* _Enunciado da tarefa_
Escreva a continuação do texto sobre a economia do Pará, começando logo depois da última frase apresentada.

* _Trecho fornecido_
■ ■ ■ ■ ■
Tabela 3 – Principais produtos exportados pelo Estado do Pará – 2020

Descrição NCM2020 – Valor FOB (US$)%
Minérios de ferro e seus concentrados 13.968.823.34567,8
Outros minérios de cobre e seus concentrados 1.899.904.3699,2
Alumina calcinada 1.212.165.4215,9
Soja, mesmo triturada, exceto para semeadura 759.451.5203,7
Carnes desossadas de bovino, congeladas 406.779.2382,0
Outros 2.364.646.98411,5
Total 20.611.770.877100,0
Fonte: Comex Stat, Ministério da Economia (2021).

Portanto, os setores econômicos mais importantes da economia paraense são a mineração e beneficiamento mineral, bem como, a produção de soja, pecuária e a extração da madeira, os quais acabam alavancando setores como: serviços em geral, a produção de alimentos, vestuário e construção civil, que colocaram o estado numa rota de crescimento econômico nas últimas décadas, porém baseada em um extrativismo destrutivo. Nas últimas duas décadas o período de 1995 a 2007, por exemplo, o crescimento acumulado do PIB paraense foi de 157,16%, o que proporcionou um crescimento médio de 4,76%, e consolidou taxas reais de crescimento da economia paraense bem acima da evolução do PIB acumulado brasileiro, que foi de 139,77%, ou seja, 3,31% em média.

Esse avantajado crescimento econômico, centrado na produção e exportação de bens básicos, estabeleceu, por outro lado, um formato de ocupação do espaço amazônico paraense fortemente degradador do meio ambiente e caracteristicamente expansivo sobre a floresta, o que determinou dois movimentos importantes: o expressivo desmatamento, acompanhado de um forte movimento migratório e de ocupação do “hinterland” amazônico com grande desigualdade social e empobrecimento de sua população.
■ ■ ■ ■ ■
* _Dados de detecção de layout de documentos_
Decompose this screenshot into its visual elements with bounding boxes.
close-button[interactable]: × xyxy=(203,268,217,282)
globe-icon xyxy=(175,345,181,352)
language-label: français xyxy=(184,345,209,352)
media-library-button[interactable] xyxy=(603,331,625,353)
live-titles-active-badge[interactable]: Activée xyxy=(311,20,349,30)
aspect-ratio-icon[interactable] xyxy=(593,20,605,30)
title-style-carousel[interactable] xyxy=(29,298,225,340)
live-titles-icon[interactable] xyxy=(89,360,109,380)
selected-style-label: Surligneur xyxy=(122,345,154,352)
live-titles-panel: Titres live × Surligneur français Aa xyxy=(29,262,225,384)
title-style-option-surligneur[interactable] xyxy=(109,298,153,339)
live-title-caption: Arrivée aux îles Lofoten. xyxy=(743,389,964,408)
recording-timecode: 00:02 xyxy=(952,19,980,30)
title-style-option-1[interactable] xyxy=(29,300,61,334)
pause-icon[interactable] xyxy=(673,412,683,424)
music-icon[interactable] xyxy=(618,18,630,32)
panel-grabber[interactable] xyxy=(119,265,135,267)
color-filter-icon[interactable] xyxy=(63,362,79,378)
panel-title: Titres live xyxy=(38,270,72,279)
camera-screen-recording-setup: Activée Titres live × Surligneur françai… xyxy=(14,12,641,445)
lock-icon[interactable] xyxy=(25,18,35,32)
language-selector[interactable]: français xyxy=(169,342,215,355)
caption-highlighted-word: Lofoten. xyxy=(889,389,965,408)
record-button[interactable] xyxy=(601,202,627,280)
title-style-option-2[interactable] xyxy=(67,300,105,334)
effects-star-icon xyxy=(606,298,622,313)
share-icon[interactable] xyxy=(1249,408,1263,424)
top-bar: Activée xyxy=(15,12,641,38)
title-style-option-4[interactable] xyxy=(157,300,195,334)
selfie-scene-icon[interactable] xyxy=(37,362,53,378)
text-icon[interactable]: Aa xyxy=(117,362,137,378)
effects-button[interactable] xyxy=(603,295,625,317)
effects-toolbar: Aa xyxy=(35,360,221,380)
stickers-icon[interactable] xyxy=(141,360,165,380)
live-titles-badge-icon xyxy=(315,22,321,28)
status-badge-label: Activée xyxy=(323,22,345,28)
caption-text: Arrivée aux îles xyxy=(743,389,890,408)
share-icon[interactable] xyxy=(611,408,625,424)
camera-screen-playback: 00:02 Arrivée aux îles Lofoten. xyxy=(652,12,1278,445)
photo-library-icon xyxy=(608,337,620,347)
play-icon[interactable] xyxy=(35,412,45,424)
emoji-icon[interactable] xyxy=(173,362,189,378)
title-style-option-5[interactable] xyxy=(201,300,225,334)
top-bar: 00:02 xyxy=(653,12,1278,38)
■ ■ ■ ■ ■
* _Resposta da tarefa_
A grande lavoura da soja no norte mato-grossense e a BR-163: as exportações do Mato Grosso e o avanço do desmatamento

Como segundo maior exportador da Amazônia legal e terceiro do país em termos de saldo comercial, o Mato Grosso teve saldo comercial em 2020 de US$ 16,4 bilhões, sendo cerca US$ 18,2 bilhões de exportação e quase US$ 1,8 bilhões em importação.

As exportações mato-grossenses são compostas por mais de 90% de produtos básicos, destes a soja é o principal (mais de 40%). Os três primeiros da lista – soja, milho e algodão – somam cerca de 73% da pauta de exportação desta unidade federativa (ver Tabela 3).

Tabela 4 – Principais produtos exportados pelo Estado do Mato Grosso – 2020

Descrição NCM2020 – Valor FOB (US$)%
Soja, mesmo triturada, exceto para semeadura 7.634.204.79241,9
Milho, exceto para semeadura 3.684.322.18020,2
Algodão, não cardado nem penteado 2.114.977.36211,6
Tortas e outros resíduos sólidos da extração do óleo de soja 2.044.946.08211,2
Carnes de bovino, desossadas, congeladas 1.439.834.9087,9
Outros 1.313.628.5557,2
Total 18.231.913.879100,0
Fonte: Comex Stat, Ministério da Economia (2021).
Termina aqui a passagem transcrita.